** START OF EXERCISE MATERIALS **

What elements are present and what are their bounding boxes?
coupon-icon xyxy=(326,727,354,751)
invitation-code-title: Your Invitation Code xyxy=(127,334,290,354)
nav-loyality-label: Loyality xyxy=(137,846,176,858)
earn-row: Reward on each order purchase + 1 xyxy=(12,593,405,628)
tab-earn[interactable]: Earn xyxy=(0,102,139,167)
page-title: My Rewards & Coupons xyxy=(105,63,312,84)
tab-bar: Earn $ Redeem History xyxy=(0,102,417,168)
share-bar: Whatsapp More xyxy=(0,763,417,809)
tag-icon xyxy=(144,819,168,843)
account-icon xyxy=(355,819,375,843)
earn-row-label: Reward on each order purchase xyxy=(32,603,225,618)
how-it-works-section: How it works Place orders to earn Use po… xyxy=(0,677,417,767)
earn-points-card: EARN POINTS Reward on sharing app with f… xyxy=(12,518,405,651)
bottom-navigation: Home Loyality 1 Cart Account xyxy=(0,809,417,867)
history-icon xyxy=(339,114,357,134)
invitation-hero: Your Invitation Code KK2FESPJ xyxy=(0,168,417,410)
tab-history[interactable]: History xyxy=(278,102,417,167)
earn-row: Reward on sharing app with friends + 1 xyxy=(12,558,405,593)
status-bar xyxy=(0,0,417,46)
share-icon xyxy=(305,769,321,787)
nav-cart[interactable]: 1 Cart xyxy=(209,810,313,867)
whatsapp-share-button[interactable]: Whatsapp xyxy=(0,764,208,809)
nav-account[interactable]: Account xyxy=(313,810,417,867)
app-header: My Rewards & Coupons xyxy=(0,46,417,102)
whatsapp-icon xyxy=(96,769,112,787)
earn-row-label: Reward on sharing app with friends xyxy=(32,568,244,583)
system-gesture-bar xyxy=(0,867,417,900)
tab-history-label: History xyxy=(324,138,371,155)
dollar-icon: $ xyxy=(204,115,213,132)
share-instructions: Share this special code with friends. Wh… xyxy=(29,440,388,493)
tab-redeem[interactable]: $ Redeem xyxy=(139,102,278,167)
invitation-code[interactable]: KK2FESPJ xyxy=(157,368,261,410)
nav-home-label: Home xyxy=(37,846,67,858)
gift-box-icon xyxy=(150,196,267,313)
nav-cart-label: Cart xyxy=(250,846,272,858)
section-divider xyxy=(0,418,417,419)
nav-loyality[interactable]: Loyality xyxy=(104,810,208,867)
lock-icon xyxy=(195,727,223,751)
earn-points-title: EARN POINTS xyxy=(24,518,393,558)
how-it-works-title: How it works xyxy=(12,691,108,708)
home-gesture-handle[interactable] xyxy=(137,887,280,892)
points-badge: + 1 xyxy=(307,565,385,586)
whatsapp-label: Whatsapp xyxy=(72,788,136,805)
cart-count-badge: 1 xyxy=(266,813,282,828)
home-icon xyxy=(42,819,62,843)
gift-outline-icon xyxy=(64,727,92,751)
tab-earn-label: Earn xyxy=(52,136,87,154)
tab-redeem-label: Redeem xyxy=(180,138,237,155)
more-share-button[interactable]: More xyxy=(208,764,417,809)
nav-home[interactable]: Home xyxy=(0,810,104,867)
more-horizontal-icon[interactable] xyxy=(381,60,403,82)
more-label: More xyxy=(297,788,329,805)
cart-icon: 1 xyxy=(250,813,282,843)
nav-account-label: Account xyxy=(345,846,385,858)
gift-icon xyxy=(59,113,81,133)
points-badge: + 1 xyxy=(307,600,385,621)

** END OF EXERCISE MATERIALS **

_EXERCISE DESCRIPTION_: Retype all of the lines above without any changes.

_COMPLETED TASK_:
What elements are present and what are their bounding boxes?
coupon-icon xyxy=(326,727,354,751)
invitation-code-title: Your Invitation Code xyxy=(127,334,290,354)
nav-loyality-label: Loyality xyxy=(137,846,176,858)
earn-row: Reward on each order purchase + 1 xyxy=(12,593,405,628)
tab-earn[interactable]: Earn xyxy=(0,102,139,167)
page-title: My Rewards & Coupons xyxy=(105,63,312,84)
tab-bar: Earn $ Redeem History xyxy=(0,102,417,168)
share-bar: Whatsapp More xyxy=(0,763,417,809)
tag-icon xyxy=(144,819,168,843)
account-icon xyxy=(355,819,375,843)
earn-row-label: Reward on each order purchase xyxy=(32,603,225,618)
how-it-works-section: How it works Place orders to earn Use po… xyxy=(0,677,417,767)
earn-points-card: EARN POINTS Reward on sharing app with f… xyxy=(12,518,405,651)
bottom-navigation: Home Loyality 1 Cart Account xyxy=(0,809,417,867)
history-icon xyxy=(339,114,357,134)
invitation-hero: Your Invitation Code KK2FESPJ xyxy=(0,168,417,410)
tab-history[interactable]: History xyxy=(278,102,417,167)
earn-row: Reward on sharing app with friends + 1 xyxy=(12,558,405,593)
status-bar xyxy=(0,0,417,46)
share-icon xyxy=(305,769,321,787)
nav-cart[interactable]: 1 Cart xyxy=(209,810,313,867)
whatsapp-share-button[interactable]: Whatsapp xyxy=(0,764,208,809)
nav-account[interactable]: Account xyxy=(313,810,417,867)
app-header: My Rewards & Coupons xyxy=(0,46,417,102)
whatsapp-icon xyxy=(96,769,112,787)
earn-row-label: Reward on sharing app with friends xyxy=(32,568,244,583)
system-gesture-bar xyxy=(0,867,417,900)
tab-history-label: History xyxy=(324,138,371,155)
dollar-icon: $ xyxy=(204,115,213,132)
share-instructions: Share this special code with friends. Wh… xyxy=(29,440,388,493)
tab-redeem[interactable]: $ Redeem xyxy=(139,102,278,167)
invitation-code[interactable]: KK2FESPJ xyxy=(157,368,261,410)
nav-home-label: Home xyxy=(37,846,67,858)
gift-box-icon xyxy=(150,196,267,313)
nav-cart-label: Cart xyxy=(250,846,272,858)
section-divider xyxy=(0,418,417,419)
nav-loyality[interactable]: Loyality xyxy=(104,810,208,867)
lock-icon xyxy=(195,727,223,751)
earn-points-title: EARN POINTS xyxy=(24,518,393,558)
how-it-works-title: How it works xyxy=(12,691,108,708)
home-gesture-handle[interactable] xyxy=(137,887,280,892)
points-badge: + 1 xyxy=(307,565,385,586)
whatsapp-label: Whatsapp xyxy=(72,788,136,805)
cart-count-badge: 1 xyxy=(266,813,282,828)
home-icon xyxy=(42,819,62,843)
gift-outline-icon xyxy=(64,727,92,751)
tab-earn-label: Earn xyxy=(52,136,87,154)
tab-redeem-label: Redeem xyxy=(180,138,237,155)
more-share-button[interactable]: More xyxy=(208,764,417,809)
nav-home[interactable]: Home xyxy=(0,810,104,867)
more-horizontal-icon[interactable] xyxy=(381,60,403,82)
more-label: More xyxy=(297,788,329,805)
cart-icon: 1 xyxy=(250,813,282,843)
nav-account-label: Account xyxy=(345,846,385,858)
gift-icon xyxy=(59,113,81,133)
points-badge: + 1 xyxy=(307,600,385,621)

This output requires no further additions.